Exercise task: Write out the data again exactly, skipping every picture.

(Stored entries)
[start]

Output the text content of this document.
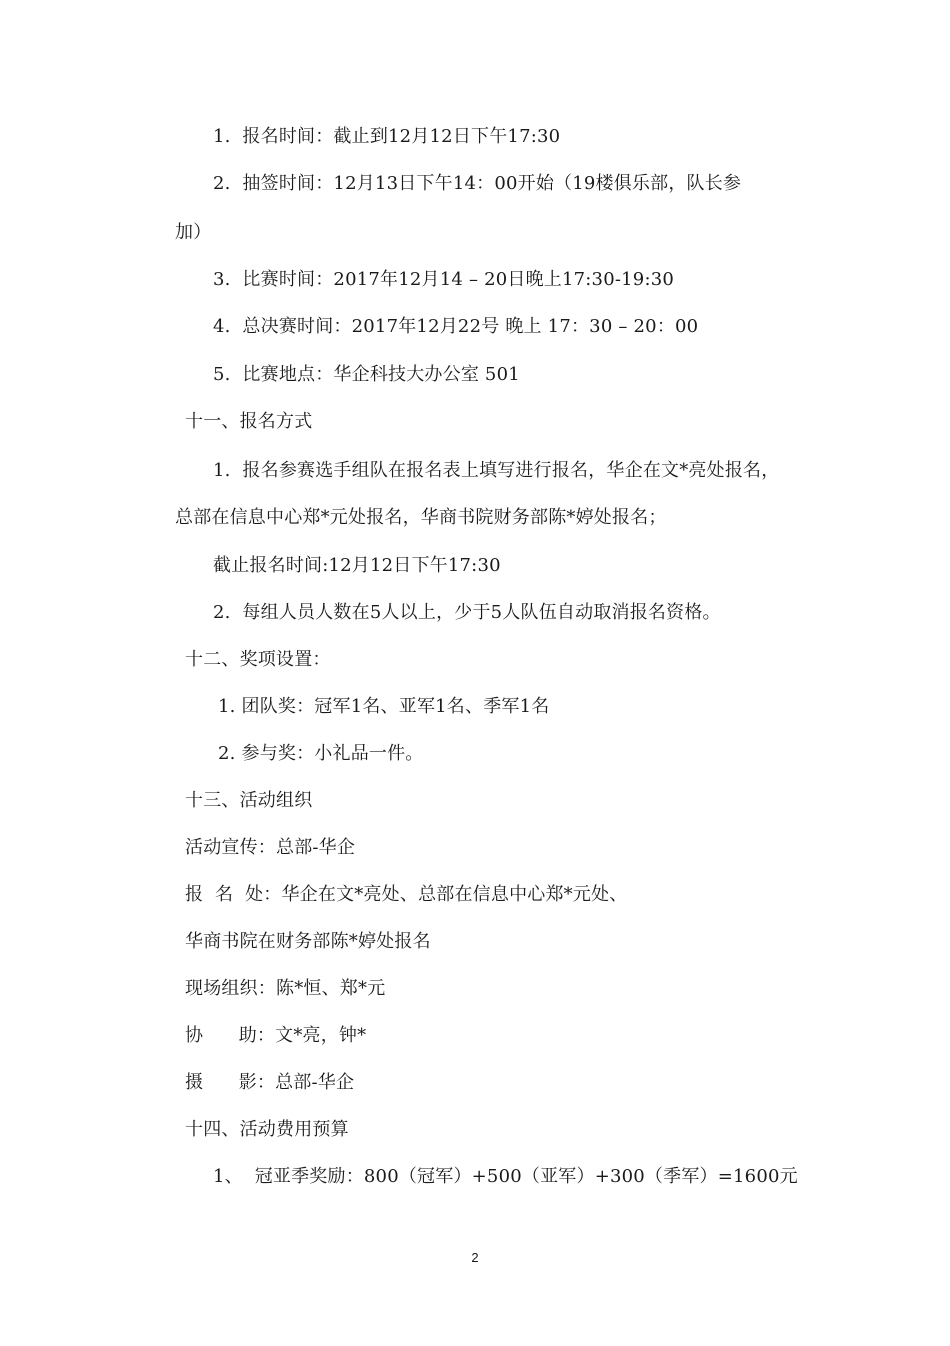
1.  报名时间：截止到12月12日下午17:30
2.  抽签时间：12月13日下午14：00开始（19楼俱乐部，队长参
加）
3.  比赛时间：2017年12月14 – 20日晚上17:30-19:30
4.  总决赛时间：2017年12月22号 晚上 17：30 – 20：00
5.  比赛地点：华企科技大办公室 501
十一、报名方式
1.  报名参赛选手组队在报名表上填写进行报名，华企在文*亮处报名，
总部在信息中心郑*元处报名，华商书院财务部陈*婷处报名；
截止报名时间:12月12日下午17:30
2.  每组人员人数在5人以上，少于5人队伍自动取消报名资格。
十二、奖项设置：
1. 团队奖：冠军1名、亚军1名、季军1名
2. 参与奖：小礼品一件。
十三、活动组织
活动宣传：总部-华企
报  名  处：华企在文*亮处、总部在信息中心郑*元处、
华商书院在财务部陈*婷处报名
现场组织：陈*恒、郑*元
协      助：文*亮，钟*
摄      影：总部-华企
十四、活动费用预算
1、  冠亚季奖励：800（冠军）+500（亚军）+300（季军）=1600元
2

[end]

Result of the task:
Output the text content of this document.
1.  报名时间：截止到12月12日下午17:30
2.  抽签时间：12月13日下午14：00开始（19楼俱乐部，队长参
加）
3.  比赛时间：2017年12月14 – 20日晚上17:30-19:30
4.  总决赛时间：2017年12月22号 晚上 17：30 – 20：00
5.  比赛地点：华企科技大办公室 501
十一、报名方式
1.  报名参赛选手组队在报名表上填写进行报名，华企在文*亮处报名，
总部在信息中心郑*元处报名，华商书院财务部陈*婷处报名；
截止报名时间:12月12日下午17:30
2.  每组人员人数在5人以上，少于5人队伍自动取消报名资格。
十二、奖项设置：
1. 团队奖：冠军1名、亚军1名、季军1名
2. 参与奖：小礼品一件。
十三、活动组织
活动宣传：总部-华企
报  名  处：华企在文*亮处、总部在信息中心郑*元处、
华商书院在财务部陈*婷处报名
现场组织：陈*恒、郑*元
协      助：文*亮，钟*
摄      影：总部-华企
十四、活动费用预算
1、  冠亚季奖励：800（冠军）+500（亚军）+300（季军）=1600元
2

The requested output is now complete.